>>>>
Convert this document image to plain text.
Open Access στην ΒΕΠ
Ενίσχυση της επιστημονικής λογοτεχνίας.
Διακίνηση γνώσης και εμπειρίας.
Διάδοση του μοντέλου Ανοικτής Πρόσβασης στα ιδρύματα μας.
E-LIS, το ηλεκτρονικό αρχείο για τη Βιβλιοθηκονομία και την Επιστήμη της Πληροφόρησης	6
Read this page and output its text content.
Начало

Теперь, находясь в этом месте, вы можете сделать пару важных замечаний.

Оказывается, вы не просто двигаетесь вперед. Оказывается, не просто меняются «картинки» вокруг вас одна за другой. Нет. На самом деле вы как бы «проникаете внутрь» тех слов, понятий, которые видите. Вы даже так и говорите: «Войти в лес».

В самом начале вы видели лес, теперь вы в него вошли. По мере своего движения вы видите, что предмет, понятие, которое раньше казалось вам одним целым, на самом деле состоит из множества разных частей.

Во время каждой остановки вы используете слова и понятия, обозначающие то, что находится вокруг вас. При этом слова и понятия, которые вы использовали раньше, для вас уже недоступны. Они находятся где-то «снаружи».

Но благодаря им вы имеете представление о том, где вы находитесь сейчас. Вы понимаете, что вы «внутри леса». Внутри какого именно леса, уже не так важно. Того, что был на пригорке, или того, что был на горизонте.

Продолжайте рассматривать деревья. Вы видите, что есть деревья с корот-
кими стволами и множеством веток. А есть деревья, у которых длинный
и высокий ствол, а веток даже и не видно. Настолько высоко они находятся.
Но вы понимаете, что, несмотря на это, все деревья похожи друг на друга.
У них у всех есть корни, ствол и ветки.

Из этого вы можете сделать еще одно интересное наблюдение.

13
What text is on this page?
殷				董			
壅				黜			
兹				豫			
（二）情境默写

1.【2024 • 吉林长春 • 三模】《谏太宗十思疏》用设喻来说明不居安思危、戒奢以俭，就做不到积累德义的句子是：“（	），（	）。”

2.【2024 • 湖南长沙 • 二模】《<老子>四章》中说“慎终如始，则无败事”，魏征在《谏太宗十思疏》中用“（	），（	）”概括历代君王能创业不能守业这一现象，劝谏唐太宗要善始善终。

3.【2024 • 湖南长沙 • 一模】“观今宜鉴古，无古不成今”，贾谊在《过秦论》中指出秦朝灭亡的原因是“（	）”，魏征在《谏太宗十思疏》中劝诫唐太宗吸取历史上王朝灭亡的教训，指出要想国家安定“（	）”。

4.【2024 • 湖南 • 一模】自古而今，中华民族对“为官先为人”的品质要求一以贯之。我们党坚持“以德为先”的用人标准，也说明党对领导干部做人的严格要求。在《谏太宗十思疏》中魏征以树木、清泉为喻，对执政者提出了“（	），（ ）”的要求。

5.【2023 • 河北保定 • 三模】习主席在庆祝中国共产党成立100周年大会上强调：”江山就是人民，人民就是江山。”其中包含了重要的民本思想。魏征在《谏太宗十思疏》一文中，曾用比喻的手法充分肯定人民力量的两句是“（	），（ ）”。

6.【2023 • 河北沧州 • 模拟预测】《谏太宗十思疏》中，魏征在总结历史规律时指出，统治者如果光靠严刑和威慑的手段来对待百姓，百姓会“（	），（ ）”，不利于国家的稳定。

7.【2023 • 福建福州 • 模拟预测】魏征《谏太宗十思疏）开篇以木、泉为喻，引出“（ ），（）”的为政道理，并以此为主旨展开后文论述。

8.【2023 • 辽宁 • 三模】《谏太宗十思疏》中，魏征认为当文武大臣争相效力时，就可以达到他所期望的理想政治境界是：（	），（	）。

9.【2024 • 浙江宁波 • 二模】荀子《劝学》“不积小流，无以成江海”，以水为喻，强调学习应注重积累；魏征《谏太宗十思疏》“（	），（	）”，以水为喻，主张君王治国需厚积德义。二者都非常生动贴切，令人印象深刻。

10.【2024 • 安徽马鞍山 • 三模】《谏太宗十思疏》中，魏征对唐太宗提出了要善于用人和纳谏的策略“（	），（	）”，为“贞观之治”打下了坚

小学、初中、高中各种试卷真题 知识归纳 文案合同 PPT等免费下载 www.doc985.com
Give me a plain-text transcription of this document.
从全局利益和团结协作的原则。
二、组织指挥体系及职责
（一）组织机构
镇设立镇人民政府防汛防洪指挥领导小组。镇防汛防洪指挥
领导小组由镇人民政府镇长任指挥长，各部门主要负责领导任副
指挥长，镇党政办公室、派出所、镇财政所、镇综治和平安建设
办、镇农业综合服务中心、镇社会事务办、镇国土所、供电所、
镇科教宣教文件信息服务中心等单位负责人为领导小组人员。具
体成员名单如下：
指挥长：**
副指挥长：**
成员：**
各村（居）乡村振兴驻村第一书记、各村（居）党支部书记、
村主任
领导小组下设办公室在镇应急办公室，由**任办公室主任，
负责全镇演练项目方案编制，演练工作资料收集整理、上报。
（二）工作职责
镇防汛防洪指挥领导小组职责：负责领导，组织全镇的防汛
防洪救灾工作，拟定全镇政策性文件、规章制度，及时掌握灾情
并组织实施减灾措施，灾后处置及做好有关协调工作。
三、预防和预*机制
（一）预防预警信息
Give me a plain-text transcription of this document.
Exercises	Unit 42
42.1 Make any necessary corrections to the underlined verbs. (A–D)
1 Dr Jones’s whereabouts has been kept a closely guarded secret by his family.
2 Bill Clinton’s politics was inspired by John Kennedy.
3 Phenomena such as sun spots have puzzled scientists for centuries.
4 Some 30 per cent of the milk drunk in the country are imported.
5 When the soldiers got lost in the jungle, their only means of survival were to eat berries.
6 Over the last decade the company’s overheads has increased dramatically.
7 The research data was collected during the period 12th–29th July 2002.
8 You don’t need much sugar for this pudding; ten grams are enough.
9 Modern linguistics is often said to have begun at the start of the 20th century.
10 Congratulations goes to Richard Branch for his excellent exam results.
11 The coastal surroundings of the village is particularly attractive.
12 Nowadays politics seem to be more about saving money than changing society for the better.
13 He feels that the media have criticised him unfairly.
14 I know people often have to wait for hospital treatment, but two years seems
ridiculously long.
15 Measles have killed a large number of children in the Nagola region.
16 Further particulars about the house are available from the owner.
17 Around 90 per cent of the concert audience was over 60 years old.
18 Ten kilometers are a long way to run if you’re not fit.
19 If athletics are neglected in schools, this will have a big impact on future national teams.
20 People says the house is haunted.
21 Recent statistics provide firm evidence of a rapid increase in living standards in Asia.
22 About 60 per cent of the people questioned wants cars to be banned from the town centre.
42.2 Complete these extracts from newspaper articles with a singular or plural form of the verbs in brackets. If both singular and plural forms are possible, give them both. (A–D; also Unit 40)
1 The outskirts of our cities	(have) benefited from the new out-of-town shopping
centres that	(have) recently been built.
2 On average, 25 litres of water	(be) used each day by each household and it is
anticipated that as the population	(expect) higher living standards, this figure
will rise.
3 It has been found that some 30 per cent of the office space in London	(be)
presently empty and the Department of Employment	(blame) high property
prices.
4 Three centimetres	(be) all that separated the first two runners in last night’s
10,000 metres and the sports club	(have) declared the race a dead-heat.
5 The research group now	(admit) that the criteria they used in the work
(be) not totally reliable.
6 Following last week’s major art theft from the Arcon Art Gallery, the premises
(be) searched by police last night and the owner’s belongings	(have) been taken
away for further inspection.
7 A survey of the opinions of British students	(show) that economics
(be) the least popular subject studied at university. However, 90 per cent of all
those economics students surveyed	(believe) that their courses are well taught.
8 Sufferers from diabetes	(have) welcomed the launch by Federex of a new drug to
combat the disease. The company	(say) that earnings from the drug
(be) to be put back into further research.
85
<<<<
■ **Given problem**
Retype the entries one by one, exactly.

■ **Correct output**
Convert this document image to plain text.
Open Access στην ΒΕΠ
Ενίσχυση της επιστημονικής λογοτεχνίας.
Διακίνηση γνώσης και εμπειρίας.
Διάδοση του μοντέλου Ανοικτής Πρόσβασης στα ιδρύματα μας.
E-LIS, το ηλεκτρονικό αρχείο για τη Βιβλιοθηκονομία και την Επιστήμη της Πληροφόρησης	6
Read this page and output its text content.
Начало

Теперь, находясь в этом месте, вы можете сделать пару важных замечаний.

Оказывается, вы не просто двигаетесь вперед. Оказывается, не просто меняются «картинки» вокруг вас одна за другой. Нет. На самом деле вы как бы «проникаете внутрь» тех слов, понятий, которые видите. Вы даже так и говорите: «Войти в лес».

В самом начале вы видели лес, теперь вы в него вошли. По мере своего движения вы видите, что предмет, понятие, которое раньше казалось вам одним целым, на самом деле состоит из множества разных частей.

Во время каждой остановки вы используете слова и понятия, обозначающие то, что находится вокруг вас. При этом слова и понятия, которые вы использовали раньше, для вас уже недоступны. Они находятся где-то «снаружи».

Но благодаря им вы имеете представление о том, где вы находитесь сейчас. Вы понимаете, что вы «внутри леса». Внутри какого именно леса, уже не так важно. Того, что был на пригорке, или того, что был на горизонте.

Продолжайте рассматривать деревья. Вы видите, что есть деревья с корот-
кими стволами и множеством веток. А есть деревья, у которых длинный
и высокий ствол, а веток даже и не видно. Настолько высоко они находятся.
Но вы понимаете, что, несмотря на это, все деревья похожи друг на друга.
У них у всех есть корни, ствол и ветки.

Из этого вы можете сделать еще одно интересное наблюдение.

13
What text is on this page?
殷				董			
壅				黜			
兹				豫			
（二）情境默写

1.【2024 • 吉林长春 • 三模】《谏太宗十思疏》用设喻来说明不居安思危、戒奢以俭，就做不到积累德义的句子是：“（	），（	）。”

2.【2024 • 湖南长沙 • 二模】《<老子>四章》中说“慎终如始，则无败事”，魏征在《谏太宗十思疏》中用“（	），（	）”概括历代君王能创业不能守业这一现象，劝谏唐太宗要善始善终。

3.【2024 • 湖南长沙 • 一模】“观今宜鉴古，无古不成今”，贾谊在《过秦论》中指出秦朝灭亡的原因是“（	）”，魏征在《谏太宗十思疏》中劝诫唐太宗吸取历史上王朝灭亡的教训，指出要想国家安定“（	）”。

4.【2024 • 湖南 • 一模】自古而今，中华民族对“为官先为人”的品质要求一以贯之。我们党坚持“以德为先”的用人标准，也说明党对领导干部做人的严格要求。在《谏太宗十思疏》中魏征以树木、清泉为喻，对执政者提出了“（	），（ ）”的要求。

5.【2023 • 河北保定 • 三模】习主席在庆祝中国共产党成立100周年大会上强调：”江山就是人民，人民就是江山。”其中包含了重要的民本思想。魏征在《谏太宗十思疏》一文中，曾用比喻的手法充分肯定人民力量的两句是“（	），（ ）”。

6.【2023 • 河北沧州 • 模拟预测】《谏太宗十思疏》中，魏征在总结历史规律时指出，统治者如果光靠严刑和威慑的手段来对待百姓，百姓会“（	），（ ）”，不利于国家的稳定。

7.【2023 • 福建福州 • 模拟预测】魏征《谏太宗十思疏）开篇以木、泉为喻，引出“（ ），（）”的为政道理，并以此为主旨展开后文论述。

8.【2023 • 辽宁 • 三模】《谏太宗十思疏》中，魏征认为当文武大臣争相效力时，就可以达到他所期望的理想政治境界是：（	），（	）。

9.【2024 • 浙江宁波 • 二模】荀子《劝学》“不积小流，无以成江海”，以水为喻，强调学习应注重积累；魏征《谏太宗十思疏》“（	），（	）”，以水为喻，主张君王治国需厚积德义。二者都非常生动贴切，令人印象深刻。

10.【2024 • 安徽马鞍山 • 三模】《谏太宗十思疏》中，魏征对唐太宗提出了要善于用人和纳谏的策略“（	），（	）”，为“贞观之治”打下了坚

小学、初中、高中各种试卷真题 知识归纳 文案合同 PPT等免费下载 www.doc985.com
Give me a plain-text transcription of this document.
从全局利益和团结协作的原则。
二、组织指挥体系及职责
（一）组织机构
镇设立镇人民政府防汛防洪指挥领导小组。镇防汛防洪指挥
领导小组由镇人民政府镇长任指挥长，各部门主要负责领导任副
指挥长，镇党政办公室、派出所、镇财政所、镇综治和平安建设
办、镇农业综合服务中心、镇社会事务办、镇国土所、供电所、
镇科教宣教文件信息服务中心等单位负责人为领导小组人员。具
体成员名单如下：
指挥长：**
副指挥长：**
成员：**
各村（居）乡村振兴驻村第一书记、各村（居）党支部书记、
村主任
领导小组下设办公室在镇应急办公室，由**任办公室主任，
负责全镇演练项目方案编制，演练工作资料收集整理、上报。
（二）工作职责
镇防汛防洪指挥领导小组职责：负责领导，组织全镇的防汛
防洪救灾工作，拟定全镇政策性文件、规章制度，及时掌握灾情
并组织实施减灾措施，灾后处置及做好有关协调工作。
三、预防和预*机制
（一）预防预警信息
Give me a plain-text transcription of this document.
Exercises	Unit 42
42.1 Make any necessary corrections to the underlined verbs. (A–D)
1 Dr Jones’s whereabouts has been kept a closely guarded secret by his family.
2 Bill Clinton’s politics was inspired by John Kennedy.
3 Phenomena such as sun spots have puzzled scientists for centuries.
4 Some 30 per cent of the milk drunk in the country are imported.
5 When the soldiers got lost in the jungle, their only means of survival were to eat berries.
6 Over the last decade the company’s overheads has increased dramatically.
7 The research data was collected during the period 12th–29th July 2002.
8 You don’t need much sugar for this pudding; ten grams are enough.
9 Modern linguistics is often said to have begun at the start of the 20th century.
10 Congratulations goes to Richard Branch for his excellent exam results.
11 The coastal surroundings of the village is particularly attractive.
12 Nowadays politics seem to be more about saving money than changing society for the better.
13 He feels that the media have criticised him unfairly.
14 I know people often have to wait for hospital treatment, but two years seems
ridiculously long.
15 Measles have killed a large number of children in the Nagola region.
16 Further particulars about the house are available from the owner.
17 Around 90 per cent of the concert audience was over 60 years old.
18 Ten kilometers are a long way to run if you’re not fit.
19 If athletics are neglected in schools, this will have a big impact on future national teams.
20 People says the house is haunted.
21 Recent statistics provide firm evidence of a rapid increase in living standards in Asia.
22 About 60 per cent of the people questioned wants cars to be banned from the town centre.
42.2 Complete these extracts from newspaper articles with a singular or plural form of the verbs in brackets. If both singular and plural forms are possible, give them both. (A–D; also Unit 40)
1 The outskirts of our cities	(have) benefited from the new out-of-town shopping
centres that	(have) recently been built.
2 On average, 25 litres of water	(be) used each day by each household and it is
anticipated that as the population	(expect) higher living standards, this figure
will rise.
3 It has been found that some 30 per cent of the office space in London	(be)
presently empty and the Department of Employment	(blame) high property
prices.
4 Three centimetres	(be) all that separated the first two runners in last night’s
10,000 metres and the sports club	(have) declared the race a dead-heat.
5 The research group now	(admit) that the criteria they used in the work
(be) not totally reliable.
6 Following last week’s major art theft from the Arcon Art Gallery, the premises
(be) searched by police last night and the owner’s belongings	(have) been taken
away for further inspection.
7 A survey of the opinions of British students	(show) that economics
(be) the least popular subject studied at university. However, 90 per cent of all
those economics students surveyed	(believe) that their courses are well taught.
8 Sufferers from diabetes	(have) welcomed the launch by Federex of a new drug to
combat the disease. The company	(say) that earnings from the drug
(be) to be put back into further research.
85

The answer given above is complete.